* _Written problem_
Retype the rows below exactly as they appear, leaving out the pictures.

⟨

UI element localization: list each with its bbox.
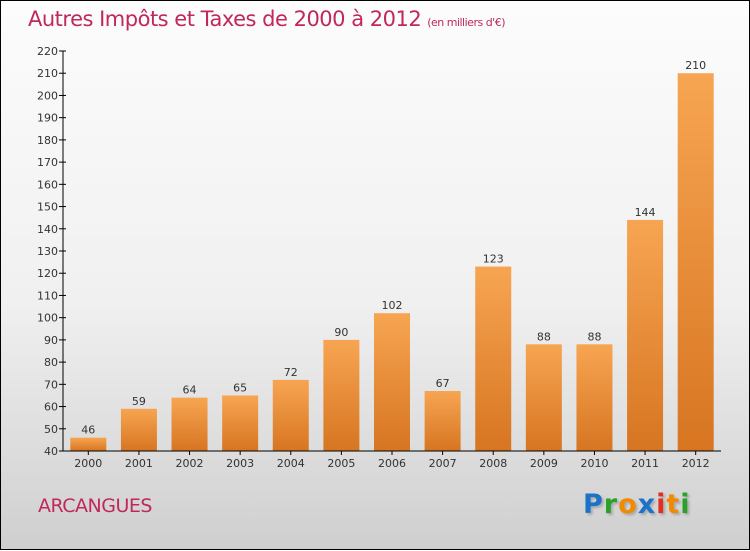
y-tick-label: 210	[37, 67, 58, 80]
logo-letter: P	[583, 489, 604, 520]
y-tick-label: 80	[44, 356, 58, 369]
logo-letter: t	[666, 489, 681, 520]
y-tick-label: 180	[37, 134, 58, 147]
bar	[627, 219, 664, 451]
bar-value-label: 64	[183, 384, 197, 397]
y-tick-label: 60	[44, 401, 58, 414]
y-tick-label: 110	[37, 289, 58, 302]
bar	[374, 313, 410, 451]
x-tick-label: 2003	[226, 457, 254, 470]
x-tick-label: 2006	[378, 457, 406, 470]
bar	[677, 73, 714, 451]
y-tick-label: 40	[44, 445, 58, 458]
bar	[171, 397, 208, 451]
bar-value-label: 210	[685, 59, 706, 72]
town-name: ARCANGUES	[38, 495, 152, 517]
bar-value-label: 72	[284, 366, 298, 379]
bar	[576, 344, 613, 451]
x-tick-label: 2011	[631, 457, 659, 470]
bar	[120, 408, 157, 451]
bar-value-label: 90	[334, 326, 348, 339]
title-text: Autres Impôts et Taxes de 2000 à 2012	[28, 7, 422, 31]
y-tick-label: 150	[37, 201, 58, 214]
y-tick-label: 130	[37, 245, 58, 258]
x-tick-label: 2000	[74, 457, 102, 470]
y-tick-label: 90	[44, 334, 58, 347]
x-tick-label: 2010	[580, 457, 608, 470]
bar-value-label: 123	[483, 253, 504, 266]
bar-value-label: 46	[81, 424, 95, 437]
x-tick-label: 2007	[429, 457, 457, 470]
bar	[424, 391, 461, 451]
y-tick-label: 220	[37, 45, 58, 58]
proxiti-logo: Proxiti	[583, 489, 691, 520]
bar-value-label: 88	[587, 330, 601, 343]
y-tick-label: 160	[37, 178, 58, 191]
y-tick-label: 200	[37, 89, 58, 102]
bar	[70, 437, 107, 451]
x-tick-label: 2002	[176, 457, 204, 470]
y-tick-label: 190	[37, 112, 58, 125]
logo-letter: i	[656, 489, 667, 520]
x-tick-label: 2004	[277, 457, 305, 470]
logo-letter: o	[618, 489, 638, 520]
bar-value-label: 65	[233, 381, 247, 394]
y-tick-label: 100	[37, 312, 58, 325]
y-tick-label: 120	[37, 267, 58, 280]
bar-value-label: 102	[382, 299, 403, 312]
bar	[272, 379, 309, 451]
chart-subtitle: (en milliers d'€)	[427, 16, 505, 29]
y-tick-label: 50	[44, 423, 58, 436]
logo-letter: x	[637, 489, 657, 520]
bar-value-label: 144	[635, 206, 656, 219]
x-tick-label: 2005	[327, 457, 355, 470]
chart-title: Autres Impôts et Taxes de 2000 à 2012 (en…	[28, 7, 505, 31]
bar-value-label: 59	[132, 395, 146, 408]
y-tick-label: 70	[44, 378, 58, 391]
x-tick-label: 2009	[530, 457, 558, 470]
bar	[475, 266, 512, 451]
bar-value-label: 88	[537, 330, 551, 343]
bar	[323, 339, 360, 451]
bar-value-label: 67	[436, 377, 450, 390]
y-tick-label: 140	[37, 223, 58, 236]
bar	[525, 344, 562, 451]
logo-letter: i	[680, 489, 691, 520]
logo-letter: r	[603, 489, 619, 520]
x-tick-label: 2012	[682, 457, 710, 470]
x-tick-label: 2001	[125, 457, 153, 470]
x-tick-label: 2008	[479, 457, 507, 470]
bar	[222, 395, 259, 451]
y-tick-label: 170	[37, 156, 58, 169]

⟩

* _Task output_
UI element localization: list each with its bbox.
y-tick-label: 210	[37, 67, 58, 80]
logo-letter: P	[583, 489, 604, 520]
y-tick-label: 80	[44, 356, 58, 369]
logo-letter: t	[666, 489, 681, 520]
y-tick-label: 180	[37, 134, 58, 147]
bar	[627, 219, 664, 451]
bar-value-label: 64	[183, 384, 197, 397]
y-tick-label: 60	[44, 401, 58, 414]
y-tick-label: 110	[37, 289, 58, 302]
bar	[374, 313, 410, 451]
x-tick-label: 2003	[226, 457, 254, 470]
x-tick-label: 2006	[378, 457, 406, 470]
bar	[677, 73, 714, 451]
y-tick-label: 40	[44, 445, 58, 458]
bar	[171, 397, 208, 451]
bar-value-label: 210	[685, 59, 706, 72]
town-name: ARCANGUES	[38, 495, 152, 517]
bar-value-label: 72	[284, 366, 298, 379]
bar	[576, 344, 613, 451]
x-tick-label: 2011	[631, 457, 659, 470]
bar	[120, 408, 157, 451]
bar-value-label: 90	[334, 326, 348, 339]
title-text: Autres Impôts et Taxes de 2000 à 2012	[28, 7, 422, 31]
y-tick-label: 150	[37, 201, 58, 214]
y-tick-label: 130	[37, 245, 58, 258]
x-tick-label: 2000	[74, 457, 102, 470]
y-tick-label: 90	[44, 334, 58, 347]
x-tick-label: 2010	[580, 457, 608, 470]
bar-value-label: 123	[483, 253, 504, 266]
bar-value-label: 46	[81, 424, 95, 437]
x-tick-label: 2007	[429, 457, 457, 470]
bar	[424, 391, 461, 451]
y-tick-label: 220	[37, 45, 58, 58]
proxiti-logo: Proxiti	[583, 489, 691, 520]
bar-value-label: 88	[587, 330, 601, 343]
y-tick-label: 160	[37, 178, 58, 191]
y-tick-label: 200	[37, 89, 58, 102]
bar	[70, 437, 107, 451]
x-tick-label: 2002	[176, 457, 204, 470]
y-tick-label: 190	[37, 112, 58, 125]
logo-letter: i	[656, 489, 667, 520]
x-tick-label: 2004	[277, 457, 305, 470]
logo-letter: o	[618, 489, 638, 520]
bar-value-label: 65	[233, 381, 247, 394]
y-tick-label: 100	[37, 312, 58, 325]
y-tick-label: 120	[37, 267, 58, 280]
bar-value-label: 102	[382, 299, 403, 312]
bar	[272, 379, 309, 451]
chart-subtitle: (en milliers d'€)	[427, 16, 505, 29]
y-tick-label: 50	[44, 423, 58, 436]
logo-letter: x	[637, 489, 657, 520]
bar-value-label: 144	[635, 206, 656, 219]
x-tick-label: 2005	[327, 457, 355, 470]
chart-title: Autres Impôts et Taxes de 2000 à 2012 (en…	[28, 7, 505, 31]
bar-value-label: 59	[132, 395, 146, 408]
y-tick-label: 70	[44, 378, 58, 391]
x-tick-label: 2009	[530, 457, 558, 470]
bar	[475, 266, 512, 451]
bar-value-label: 88	[537, 330, 551, 343]
bar	[323, 339, 360, 451]
bar-value-label: 67	[436, 377, 450, 390]
y-tick-label: 140	[37, 223, 58, 236]
bar	[525, 344, 562, 451]
logo-letter: i	[680, 489, 691, 520]
logo-letter: r	[603, 489, 619, 520]
x-tick-label: 2012	[682, 457, 710, 470]
x-tick-label: 2001	[125, 457, 153, 470]
x-tick-label: 2008	[479, 457, 507, 470]
bar	[222, 395, 259, 451]
y-tick-label: 170	[37, 156, 58, 169]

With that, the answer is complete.